Algunos datos:

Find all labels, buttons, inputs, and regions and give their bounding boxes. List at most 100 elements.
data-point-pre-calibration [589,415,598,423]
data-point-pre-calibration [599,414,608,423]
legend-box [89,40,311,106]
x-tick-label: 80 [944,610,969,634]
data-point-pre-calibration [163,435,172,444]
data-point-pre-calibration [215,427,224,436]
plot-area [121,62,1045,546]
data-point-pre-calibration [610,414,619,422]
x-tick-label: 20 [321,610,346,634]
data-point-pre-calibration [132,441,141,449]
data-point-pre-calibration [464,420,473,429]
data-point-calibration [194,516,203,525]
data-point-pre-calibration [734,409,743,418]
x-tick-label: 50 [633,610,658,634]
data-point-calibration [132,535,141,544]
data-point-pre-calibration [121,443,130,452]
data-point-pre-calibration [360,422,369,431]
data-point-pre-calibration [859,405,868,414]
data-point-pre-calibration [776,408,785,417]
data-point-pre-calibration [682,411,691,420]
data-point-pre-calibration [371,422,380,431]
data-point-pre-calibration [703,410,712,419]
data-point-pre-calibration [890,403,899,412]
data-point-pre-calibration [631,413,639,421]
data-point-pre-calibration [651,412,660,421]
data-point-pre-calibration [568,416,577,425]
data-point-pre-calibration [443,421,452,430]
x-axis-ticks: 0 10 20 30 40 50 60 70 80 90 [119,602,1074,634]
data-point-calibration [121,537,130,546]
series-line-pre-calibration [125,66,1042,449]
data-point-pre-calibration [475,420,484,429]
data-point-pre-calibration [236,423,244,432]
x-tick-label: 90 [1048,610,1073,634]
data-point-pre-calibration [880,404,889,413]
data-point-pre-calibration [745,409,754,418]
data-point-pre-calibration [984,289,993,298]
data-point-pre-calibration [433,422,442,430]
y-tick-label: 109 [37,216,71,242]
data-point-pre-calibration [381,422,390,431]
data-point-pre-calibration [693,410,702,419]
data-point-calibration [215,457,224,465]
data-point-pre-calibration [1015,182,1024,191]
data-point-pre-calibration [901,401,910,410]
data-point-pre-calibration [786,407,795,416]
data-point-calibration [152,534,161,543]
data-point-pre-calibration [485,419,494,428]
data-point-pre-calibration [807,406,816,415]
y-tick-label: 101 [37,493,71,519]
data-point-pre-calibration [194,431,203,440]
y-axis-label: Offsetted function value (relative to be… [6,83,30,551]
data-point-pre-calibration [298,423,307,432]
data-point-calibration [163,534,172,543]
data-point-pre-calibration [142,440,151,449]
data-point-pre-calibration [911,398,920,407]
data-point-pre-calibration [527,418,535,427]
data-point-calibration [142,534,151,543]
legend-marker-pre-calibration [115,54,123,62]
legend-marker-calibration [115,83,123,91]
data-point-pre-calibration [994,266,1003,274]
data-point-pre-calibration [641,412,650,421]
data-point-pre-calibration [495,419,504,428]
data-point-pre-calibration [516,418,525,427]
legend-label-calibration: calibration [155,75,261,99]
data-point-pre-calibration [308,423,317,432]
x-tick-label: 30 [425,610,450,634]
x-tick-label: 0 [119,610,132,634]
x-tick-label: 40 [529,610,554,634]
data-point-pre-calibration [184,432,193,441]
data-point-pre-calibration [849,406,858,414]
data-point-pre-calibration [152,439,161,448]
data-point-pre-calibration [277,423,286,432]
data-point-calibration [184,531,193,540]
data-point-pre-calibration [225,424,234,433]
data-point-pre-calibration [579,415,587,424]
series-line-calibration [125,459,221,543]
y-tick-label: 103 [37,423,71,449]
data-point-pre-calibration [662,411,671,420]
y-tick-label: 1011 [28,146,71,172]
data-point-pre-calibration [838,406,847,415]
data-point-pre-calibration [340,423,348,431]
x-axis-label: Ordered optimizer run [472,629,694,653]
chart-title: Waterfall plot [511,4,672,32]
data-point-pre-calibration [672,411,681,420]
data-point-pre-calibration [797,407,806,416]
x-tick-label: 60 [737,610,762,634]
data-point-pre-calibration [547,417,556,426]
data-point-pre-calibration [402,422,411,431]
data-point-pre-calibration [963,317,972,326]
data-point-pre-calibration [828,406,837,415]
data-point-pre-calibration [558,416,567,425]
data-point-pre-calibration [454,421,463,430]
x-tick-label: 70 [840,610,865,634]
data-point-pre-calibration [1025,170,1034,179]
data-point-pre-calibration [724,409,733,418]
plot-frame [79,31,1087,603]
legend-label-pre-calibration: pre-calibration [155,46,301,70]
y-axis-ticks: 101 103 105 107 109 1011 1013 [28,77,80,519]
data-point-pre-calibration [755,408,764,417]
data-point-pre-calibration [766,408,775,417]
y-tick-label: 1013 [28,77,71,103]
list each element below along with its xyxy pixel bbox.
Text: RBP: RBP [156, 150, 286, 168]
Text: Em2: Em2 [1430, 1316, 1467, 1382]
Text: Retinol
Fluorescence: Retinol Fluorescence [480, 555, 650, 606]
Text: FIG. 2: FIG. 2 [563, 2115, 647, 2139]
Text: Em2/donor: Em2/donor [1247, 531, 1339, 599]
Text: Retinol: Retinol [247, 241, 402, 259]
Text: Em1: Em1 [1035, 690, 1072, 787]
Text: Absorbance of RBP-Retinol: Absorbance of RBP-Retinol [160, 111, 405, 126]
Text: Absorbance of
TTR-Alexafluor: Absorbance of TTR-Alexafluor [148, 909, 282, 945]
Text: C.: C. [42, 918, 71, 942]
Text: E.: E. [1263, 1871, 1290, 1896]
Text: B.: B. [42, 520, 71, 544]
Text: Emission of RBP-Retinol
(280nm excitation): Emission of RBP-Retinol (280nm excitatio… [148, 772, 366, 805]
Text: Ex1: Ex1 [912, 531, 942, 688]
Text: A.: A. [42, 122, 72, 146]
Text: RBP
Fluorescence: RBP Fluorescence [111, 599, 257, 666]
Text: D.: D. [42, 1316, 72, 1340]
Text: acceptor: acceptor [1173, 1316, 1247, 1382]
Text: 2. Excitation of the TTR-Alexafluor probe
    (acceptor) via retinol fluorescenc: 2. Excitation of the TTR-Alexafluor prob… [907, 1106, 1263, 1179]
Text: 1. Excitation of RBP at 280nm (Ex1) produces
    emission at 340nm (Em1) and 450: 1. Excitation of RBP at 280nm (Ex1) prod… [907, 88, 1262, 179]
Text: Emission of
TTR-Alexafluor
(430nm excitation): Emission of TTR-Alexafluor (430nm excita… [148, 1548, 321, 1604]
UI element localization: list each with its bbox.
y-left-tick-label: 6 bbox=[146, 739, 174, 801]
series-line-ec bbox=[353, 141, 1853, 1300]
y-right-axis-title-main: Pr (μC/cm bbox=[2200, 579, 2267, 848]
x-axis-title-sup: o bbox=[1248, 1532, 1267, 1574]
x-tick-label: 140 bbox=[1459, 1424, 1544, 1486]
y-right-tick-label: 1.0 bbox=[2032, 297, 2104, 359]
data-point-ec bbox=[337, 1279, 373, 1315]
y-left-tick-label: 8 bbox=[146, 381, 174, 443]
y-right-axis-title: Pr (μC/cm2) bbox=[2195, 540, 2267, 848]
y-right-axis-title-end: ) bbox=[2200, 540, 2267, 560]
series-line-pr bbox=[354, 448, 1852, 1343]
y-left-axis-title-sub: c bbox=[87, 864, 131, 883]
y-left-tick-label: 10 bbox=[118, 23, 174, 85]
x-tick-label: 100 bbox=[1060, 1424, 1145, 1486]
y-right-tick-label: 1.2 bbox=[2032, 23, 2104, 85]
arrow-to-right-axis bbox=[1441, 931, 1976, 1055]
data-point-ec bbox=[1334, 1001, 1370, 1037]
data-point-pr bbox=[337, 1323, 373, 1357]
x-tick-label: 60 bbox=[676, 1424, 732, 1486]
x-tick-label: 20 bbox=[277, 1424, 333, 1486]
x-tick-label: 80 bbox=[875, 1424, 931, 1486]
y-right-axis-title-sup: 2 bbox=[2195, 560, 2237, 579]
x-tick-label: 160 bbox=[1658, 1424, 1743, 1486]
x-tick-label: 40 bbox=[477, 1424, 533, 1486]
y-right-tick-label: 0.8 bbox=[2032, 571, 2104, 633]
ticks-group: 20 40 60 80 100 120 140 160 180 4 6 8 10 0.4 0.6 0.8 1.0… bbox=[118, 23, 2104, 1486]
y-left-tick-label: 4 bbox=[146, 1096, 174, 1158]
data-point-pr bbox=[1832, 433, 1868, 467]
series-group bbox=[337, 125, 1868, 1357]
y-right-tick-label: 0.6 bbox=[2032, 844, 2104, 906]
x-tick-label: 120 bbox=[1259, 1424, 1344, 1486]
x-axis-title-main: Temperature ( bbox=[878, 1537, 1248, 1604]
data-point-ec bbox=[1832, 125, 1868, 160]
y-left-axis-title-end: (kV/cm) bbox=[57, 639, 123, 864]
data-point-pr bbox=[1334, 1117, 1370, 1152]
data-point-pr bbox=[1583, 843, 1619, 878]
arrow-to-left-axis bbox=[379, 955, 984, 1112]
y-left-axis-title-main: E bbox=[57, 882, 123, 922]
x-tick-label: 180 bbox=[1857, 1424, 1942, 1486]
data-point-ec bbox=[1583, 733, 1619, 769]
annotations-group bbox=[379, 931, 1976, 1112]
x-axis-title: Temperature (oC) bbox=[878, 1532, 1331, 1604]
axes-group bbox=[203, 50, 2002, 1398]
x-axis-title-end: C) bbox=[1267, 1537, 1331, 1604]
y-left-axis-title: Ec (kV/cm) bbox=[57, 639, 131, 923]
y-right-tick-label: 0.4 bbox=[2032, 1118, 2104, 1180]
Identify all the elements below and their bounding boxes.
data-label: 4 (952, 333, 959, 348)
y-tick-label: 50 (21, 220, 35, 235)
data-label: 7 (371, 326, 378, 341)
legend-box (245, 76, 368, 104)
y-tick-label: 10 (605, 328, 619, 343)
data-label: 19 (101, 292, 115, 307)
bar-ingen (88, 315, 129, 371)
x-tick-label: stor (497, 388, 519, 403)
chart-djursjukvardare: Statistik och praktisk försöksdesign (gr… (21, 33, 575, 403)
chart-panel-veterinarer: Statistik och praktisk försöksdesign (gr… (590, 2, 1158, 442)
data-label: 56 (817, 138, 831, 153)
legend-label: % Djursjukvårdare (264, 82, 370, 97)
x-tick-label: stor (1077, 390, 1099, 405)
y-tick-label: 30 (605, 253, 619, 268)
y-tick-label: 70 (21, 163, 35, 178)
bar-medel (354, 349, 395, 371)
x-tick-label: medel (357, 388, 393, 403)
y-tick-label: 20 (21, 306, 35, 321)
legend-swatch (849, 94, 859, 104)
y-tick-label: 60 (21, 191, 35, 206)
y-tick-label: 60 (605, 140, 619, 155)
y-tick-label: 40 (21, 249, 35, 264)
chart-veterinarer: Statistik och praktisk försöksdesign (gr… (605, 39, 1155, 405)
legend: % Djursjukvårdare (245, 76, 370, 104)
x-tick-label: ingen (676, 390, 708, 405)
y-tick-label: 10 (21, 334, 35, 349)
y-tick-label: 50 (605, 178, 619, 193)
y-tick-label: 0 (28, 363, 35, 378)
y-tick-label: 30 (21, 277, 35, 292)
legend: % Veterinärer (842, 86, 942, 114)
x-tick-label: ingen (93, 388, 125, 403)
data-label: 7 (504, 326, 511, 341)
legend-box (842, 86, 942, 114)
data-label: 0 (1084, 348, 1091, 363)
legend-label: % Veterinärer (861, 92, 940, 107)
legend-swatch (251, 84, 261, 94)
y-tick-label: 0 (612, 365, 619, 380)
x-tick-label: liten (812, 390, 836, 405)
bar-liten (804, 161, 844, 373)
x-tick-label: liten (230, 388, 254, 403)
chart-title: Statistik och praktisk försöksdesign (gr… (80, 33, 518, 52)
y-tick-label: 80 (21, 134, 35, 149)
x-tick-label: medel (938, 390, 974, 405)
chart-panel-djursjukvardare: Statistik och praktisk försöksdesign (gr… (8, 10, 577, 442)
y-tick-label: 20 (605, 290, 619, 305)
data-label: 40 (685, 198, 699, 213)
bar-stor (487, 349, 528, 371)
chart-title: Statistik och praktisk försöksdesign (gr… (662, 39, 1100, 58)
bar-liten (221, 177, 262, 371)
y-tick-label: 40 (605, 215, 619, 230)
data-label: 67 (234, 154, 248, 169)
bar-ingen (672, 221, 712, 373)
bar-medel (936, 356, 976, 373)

Tarea del ejercicio - Vuelca en una tabla Markdown con las columnas «Número» y «Línea» el tramo que va desde el comienzo de los datos hasta la línea que contiene "data-point-pre-calibration [215,427,224,436]", con ambos extremos incluidos y sin las líneas en blanco.

Respuesta -
| Número | Línea |
|---|---|
| 1 | Find all labels, buttons, inputs, and regions and give their bounding boxes. List at most 100 elements. |
| 2 | data-point-pre-calibration [589,415,598,423] |
| 3 | data-point-pre-calibration [599,414,608,423] |
| 4 | legend-box [89,40,311,106] |
| 5 | x-tick-label: 80 [944,610,969,634] |
| 6 | data-point-pre-calibration [163,435,172,444] |
| 7 | data-point-pre-calibration [215,427,224,436] |